Given exercise: Each entry below should be echoed exactly, with pictures omitted.

[Records about charts and figures]
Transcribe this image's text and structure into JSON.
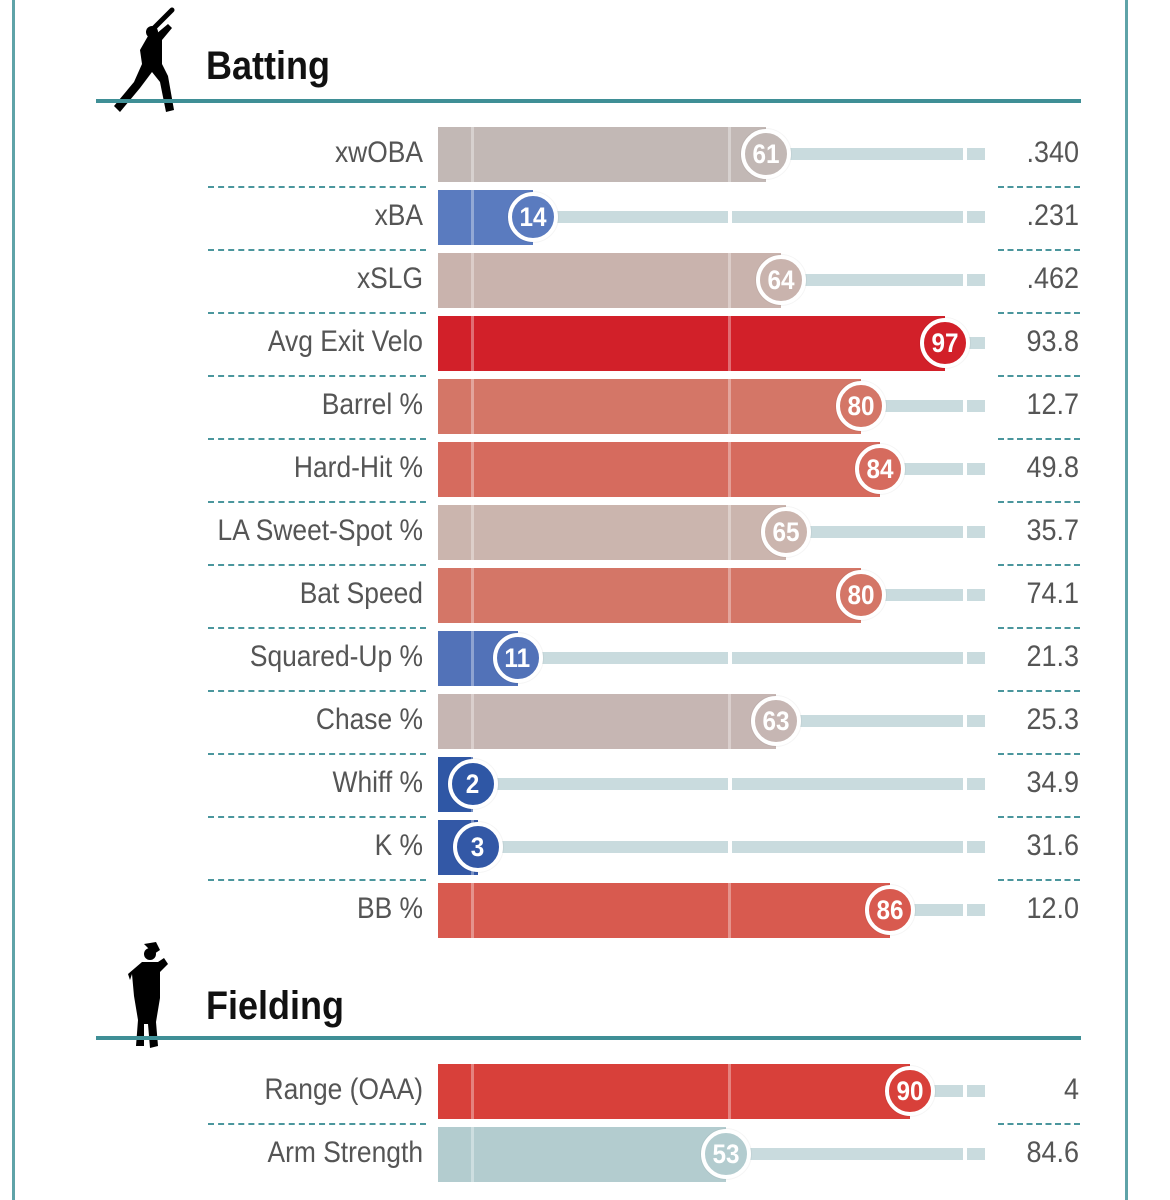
{
  "chart_data": [
    {
      "type": "bar",
      "title": "Batting",
      "xlim": [
        0,
        100
      ],
      "rows": [
        {
          "label": "xwOBA",
          "percentile": 61,
          "value": ".340",
          "color": "#c2b8b5"
        },
        {
          "label": "xBA",
          "percentile": 14,
          "value": ".231",
          "color": "#5a7bbf"
        },
        {
          "label": "xSLG",
          "percentile": 64,
          "value": ".462",
          "color": "#c9b3ad"
        },
        {
          "label": "Avg Exit Velo",
          "percentile": 97,
          "value": "93.8",
          "color": "#d22029"
        },
        {
          "label": "Barrel %",
          "percentile": 80,
          "value": "12.7",
          "color": "#d47667"
        },
        {
          "label": "Hard-Hit %",
          "percentile": 84,
          "value": "49.8",
          "color": "#d66b5e"
        },
        {
          "label": "LA Sweet-Spot %",
          "percentile": 65,
          "value": "35.7",
          "color": "#cbb5ae"
        },
        {
          "label": "Bat Speed",
          "percentile": 80,
          "value": "74.1",
          "color": "#d47667"
        },
        {
          "label": "Squared-Up %",
          "percentile": 11,
          "value": "21.3",
          "color": "#5272b8"
        },
        {
          "label": "Chase %",
          "percentile": 63,
          "value": "25.3",
          "color": "#c6b6b3"
        },
        {
          "label": "Whiff %",
          "percentile": 2,
          "value": "34.9",
          "color": "#2f57a5"
        },
        {
          "label": "K %",
          "percentile": 3,
          "value": "31.6",
          "color": "#3358a6"
        },
        {
          "label": "BB %",
          "percentile": 86,
          "value": "12.0",
          "color": "#d85a4f"
        }
      ]
    },
    {
      "type": "bar",
      "title": "Fielding",
      "xlim": [
        0,
        100
      ],
      "rows": [
        {
          "label": "Range (OAA)",
          "percentile": 90,
          "value": "4",
          "color": "#d8403a"
        },
        {
          "label": "Arm Strength",
          "percentile": 53,
          "value": "84.6",
          "color": "#b3cccf"
        }
      ]
    }
  ],
  "icons": {
    "batting": "batter-silhouette-icon",
    "fielding": "fielder-silhouette-icon"
  }
}
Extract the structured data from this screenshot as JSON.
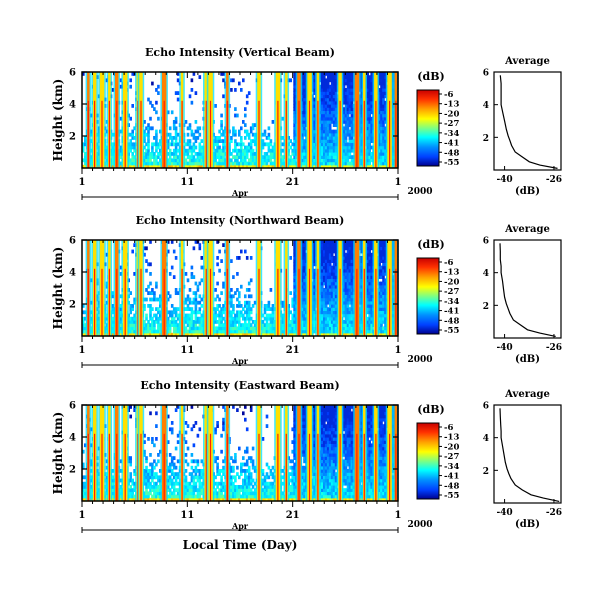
{
  "figure": {
    "xlabel": "Local Time (Day)",
    "month_label": "Apr",
    "year_label": "2000"
  },
  "chart_data": [
    {
      "type": "heatmap",
      "title": "Echo Intensity (Vertical Beam)",
      "ylabel": "Height (km)",
      "ylim": [
        0,
        6
      ],
      "yticks": [
        2,
        4,
        6
      ],
      "xticks": [
        "1",
        "11",
        "21",
        "1"
      ],
      "colorbar_label": "(dB)",
      "colorbar_ticks": [
        -6,
        -13,
        -20,
        -27,
        -34,
        -41,
        -48,
        -55
      ],
      "rain_days": [
        1.6,
        2.2,
        2.9,
        3.6,
        4.3,
        5.1,
        6.3,
        6.6,
        8.8,
        10.5,
        12.8,
        13.2,
        14.8,
        17.8,
        19.6,
        20.4,
        21.6,
        22.6,
        23.4,
        25.5,
        27.1,
        27.8,
        28.9,
        30.2,
        30.8
      ]
    },
    {
      "type": "heatmap",
      "title": "Echo Intensity (Northward Beam)",
      "ylabel": "Height (km)",
      "ylim": [
        0,
        6
      ],
      "yticks": [
        2,
        4,
        6
      ],
      "xticks": [
        "1",
        "11",
        "21",
        "1"
      ],
      "colorbar_label": "(dB)",
      "colorbar_ticks": [
        -6,
        -13,
        -20,
        -27,
        -34,
        -41,
        -48,
        -55
      ],
      "rain_days": [
        1.6,
        2.2,
        2.9,
        3.6,
        4.3,
        5.1,
        6.3,
        6.6,
        8.8,
        10.5,
        12.8,
        13.2,
        14.8,
        17.8,
        19.6,
        20.4,
        21.6,
        22.6,
        23.4,
        25.5,
        27.1,
        27.8,
        28.9,
        30.2,
        30.8
      ]
    },
    {
      "type": "heatmap",
      "title": "Echo Intensity (Eastward Beam)",
      "ylabel": "Height (km)",
      "ylim": [
        0,
        6
      ],
      "yticks": [
        2,
        4,
        6
      ],
      "xticks": [
        "1",
        "11",
        "21",
        "1"
      ],
      "colorbar_label": "(dB)",
      "colorbar_ticks": [
        -6,
        -13,
        -20,
        -27,
        -34,
        -41,
        -48,
        -55
      ],
      "rain_days": [
        1.6,
        2.2,
        2.9,
        3.6,
        4.3,
        5.1,
        6.3,
        6.6,
        8.8,
        10.5,
        12.8,
        13.2,
        14.8,
        17.8,
        19.6,
        20.4,
        21.6,
        22.6,
        23.4,
        25.5,
        27.1,
        27.8,
        28.9,
        30.2,
        30.8
      ]
    },
    {
      "type": "line",
      "title": "Average",
      "xlabel": "(dB)",
      "xlim": [
        -43,
        -24
      ],
      "xticks": [
        -40,
        -26
      ],
      "ylim": [
        0,
        6
      ],
      "yticks": [
        2,
        4,
        6
      ],
      "x": [
        -25,
        -30,
        -33,
        -35,
        -37,
        -38,
        -38.5,
        -39,
        -39.5,
        -40,
        -40.5,
        -41,
        -41,
        -41,
        -41,
        -41.2
      ],
      "y": [
        0.1,
        0.3,
        0.5,
        0.8,
        1.1,
        1.5,
        1.8,
        2.1,
        2.5,
        3.0,
        3.5,
        4.0,
        4.4,
        4.8,
        5.3,
        5.8
      ]
    },
    {
      "type": "line",
      "title": "Average",
      "xlabel": "(dB)",
      "xlim": [
        -43,
        -24
      ],
      "xticks": [
        -40,
        -26
      ],
      "ylim": [
        0,
        6
      ],
      "yticks": [
        2,
        4,
        6
      ],
      "x": [
        -25.5,
        -30,
        -33.5,
        -35.5,
        -37.5,
        -38.5,
        -39,
        -39.5,
        -40,
        -40.3,
        -40.6,
        -41,
        -41,
        -41.2,
        -41.2,
        -41.3
      ],
      "y": [
        0.1,
        0.3,
        0.5,
        0.8,
        1.1,
        1.5,
        1.8,
        2.1,
        2.5,
        3.0,
        3.5,
        4.0,
        4.4,
        4.8,
        5.3,
        5.8
      ]
    },
    {
      "type": "line",
      "title": "Average",
      "xlabel": "(dB)",
      "xlim": [
        -43,
        -24
      ],
      "xticks": [
        -40,
        -26
      ],
      "ylim": [
        0,
        6
      ],
      "yticks": [
        2,
        4,
        6
      ],
      "x": [
        -24.5,
        -29,
        -32.5,
        -35,
        -37,
        -38.2,
        -38.8,
        -39.3,
        -39.8,
        -40.2,
        -40.6,
        -41,
        -41,
        -41.1,
        -41.2,
        -41.3
      ],
      "y": [
        0.1,
        0.3,
        0.5,
        0.8,
        1.1,
        1.5,
        1.8,
        2.1,
        2.5,
        3.0,
        3.5,
        4.0,
        4.4,
        4.8,
        5.3,
        5.8
      ]
    }
  ]
}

Result of this task:
Transcribe this image's text and structure into JSON.
{
  "chart_data": [
    {
      "type": "bar",
      "title": "Batting",
      "xlim": [
        0,
        100
      ],
      "rows": [
        {
          "label": "xwOBA",
          "percentile": 61,
          "value": ".340",
          "color": "#c2b8b5"
        },
        {
          "label": "xBA",
          "percentile": 14,
          "value": ".231",
          "color": "#5a7bbf"
        },
        {
          "label": "xSLG",
          "percentile": 64,
          "value": ".462",
          "color": "#c9b3ad"
        },
        {
          "label": "Avg Exit Velo",
          "percentile": 97,
          "value": "93.8",
          "color": "#d22029"
        },
        {
          "label": "Barrel %",
          "percentile": 80,
          "value": "12.7",
          "color": "#d47667"
        },
        {
          "label": "Hard-Hit %",
          "percentile": 84,
          "value": "49.8",
          "color": "#d66b5e"
        },
        {
          "label": "LA Sweet-Spot %",
          "percentile": 65,
          "value": "35.7",
          "color": "#cbb5ae"
        },
        {
          "label": "Bat Speed",
          "percentile": 80,
          "value": "74.1",
          "color": "#d47667"
        },
        {
          "label": "Squared-Up %",
          "percentile": 11,
          "value": "21.3",
          "color": "#5272b8"
        },
        {
          "label": "Chase %",
          "percentile": 63,
          "value": "25.3",
          "color": "#c6b6b3"
        },
        {
          "label": "Whiff %",
          "percentile": 2,
          "value": "34.9",
          "color": "#2f57a5"
        },
        {
          "label": "K %",
          "percentile": 3,
          "value": "31.6",
          "color": "#3358a6"
        },
        {
          "label": "BB %",
          "percentile": 86,
          "value": "12.0",
          "color": "#d85a4f"
        }
      ]
    },
    {
      "type": "bar",
      "title": "Fielding",
      "xlim": [
        0,
        100
      ],
      "rows": [
        {
          "label": "Range (OAA)",
          "percentile": 90,
          "value": "4",
          "color": "#d8403a"
        },
        {
          "label": "Arm Strength",
          "percentile": 53,
          "value": "84.6",
          "color": "#b3cccf"
        }
      ]
    }
  ],
  "icons": {
    "batting": "batter-silhouette-icon",
    "fielding": "fielder-silhouette-icon"
  }
}
Extract the structured data from this screenshot as JSON.
{
  "figure": {
    "xlabel": "Local Time (Day)",
    "month_label": "Apr",
    "year_label": "2000"
  },
  "chart_data": [
    {
      "type": "heatmap",
      "title": "Echo Intensity (Vertical Beam)",
      "ylabel": "Height (km)",
      "ylim": [
        0,
        6
      ],
      "yticks": [
        2,
        4,
        6
      ],
      "xticks": [
        "1",
        "11",
        "21",
        "1"
      ],
      "colorbar_label": "(dB)",
      "colorbar_ticks": [
        -6,
        -13,
        -20,
        -27,
        -34,
        -41,
        -48,
        -55
      ],
      "rain_days": [
        1.6,
        2.2,
        2.9,
        3.6,
        4.3,
        5.1,
        6.3,
        6.6,
        8.8,
        10.5,
        12.8,
        13.2,
        14.8,
        17.8,
        19.6,
        20.4,
        21.6,
        22.6,
        23.4,
        25.5,
        27.1,
        27.8,
        28.9,
        30.2,
        30.8
      ]
    },
    {
      "type": "heatmap",
      "title": "Echo Intensity (Northward Beam)",
      "ylabel": "Height (km)",
      "ylim": [
        0,
        6
      ],
      "yticks": [
        2,
        4,
        6
      ],
      "xticks": [
        "1",
        "11",
        "21",
        "1"
      ],
      "colorbar_label": "(dB)",
      "colorbar_ticks": [
        -6,
        -13,
        -20,
        -27,
        -34,
        -41,
        -48,
        -55
      ],
      "rain_days": [
        1.6,
        2.2,
        2.9,
        3.6,
        4.3,
        5.1,
        6.3,
        6.6,
        8.8,
        10.5,
        12.8,
        13.2,
        14.8,
        17.8,
        19.6,
        20.4,
        21.6,
        22.6,
        23.4,
        25.5,
        27.1,
        27.8,
        28.9,
        30.2,
        30.8
      ]
    },
    {
      "type": "heatmap",
      "title": "Echo Intensity (Eastward Beam)",
      "ylabel": "Height (km)",
      "ylim": [
        0,
        6
      ],
      "yticks": [
        2,
        4,
        6
      ],
      "xticks": [
        "1",
        "11",
        "21",
        "1"
      ],
      "colorbar_label": "(dB)",
      "colorbar_ticks": [
        -6,
        -13,
        -20,
        -27,
        -34,
        -41,
        -48,
        -55
      ],
      "rain_days": [
        1.6,
        2.2,
        2.9,
        3.6,
        4.3,
        5.1,
        6.3,
        6.6,
        8.8,
        10.5,
        12.8,
        13.2,
        14.8,
        17.8,
        19.6,
        20.4,
        21.6,
        22.6,
        23.4,
        25.5,
        27.1,
        27.8,
        28.9,
        30.2,
        30.8
      ]
    },
    {
      "type": "line",
      "title": "Average",
      "xlabel": "(dB)",
      "xlim": [
        -43,
        -24
      ],
      "xticks": [
        -40,
        -26
      ],
      "ylim": [
        0,
        6
      ],
      "yticks": [
        2,
        4,
        6
      ],
      "x": [
        -25,
        -30,
        -33,
        -35,
        -37,
        -38,
        -38.5,
        -39,
        -39.5,
        -40,
        -40.5,
        -41,
        -41,
        -41,
        -41,
        -41.2
      ],
      "y": [
        0.1,
        0.3,
        0.5,
        0.8,
        1.1,
        1.5,
        1.8,
        2.1,
        2.5,
        3.0,
        3.5,
        4.0,
        4.4,
        4.8,
        5.3,
        5.8
      ]
    },
    {
      "type": "line",
      "title": "Average",
      "xlabel": "(dB)",
      "xlim": [
        -43,
        -24
      ],
      "xticks": [
        -40,
        -26
      ],
      "ylim": [
        0,
        6
      ],
      "yticks": [
        2,
        4,
        6
      ],
      "x": [
        -25.5,
        -30,
        -33.5,
        -35.5,
        -37.5,
        -38.5,
        -39,
        -39.5,
        -40,
        -40.3,
        -40.6,
        -41,
        -41,
        -41.2,
        -41.2,
        -41.3
      ],
      "y": [
        0.1,
        0.3,
        0.5,
        0.8,
        1.1,
        1.5,
        1.8,
        2.1,
        2.5,
        3.0,
        3.5,
        4.0,
        4.4,
        4.8,
        5.3,
        5.8
      ]
    },
    {
      "type": "line",
      "title": "Average",
      "xlabel": "(dB)",
      "xlim": [
        -43,
        -24
      ],
      "xticks": [
        -40,
        -26
      ],
      "ylim": [
        0,
        6
      ],
      "yticks": [
        2,
        4,
        6
      ],
      "x": [
        -24.5,
        -29,
        -32.5,
        -35,
        -37,
        -38.2,
        -38.8,
        -39.3,
        -39.8,
        -40.2,
        -40.6,
        -41,
        -41,
        -41.1,
        -41.2,
        -41.3
      ],
      "y": [
        0.1,
        0.3,
        0.5,
        0.8,
        1.1,
        1.5,
        1.8,
        2.1,
        2.5,
        3.0,
        3.5,
        4.0,
        4.4,
        4.8,
        5.3,
        5.8
      ]
    }
  ]
}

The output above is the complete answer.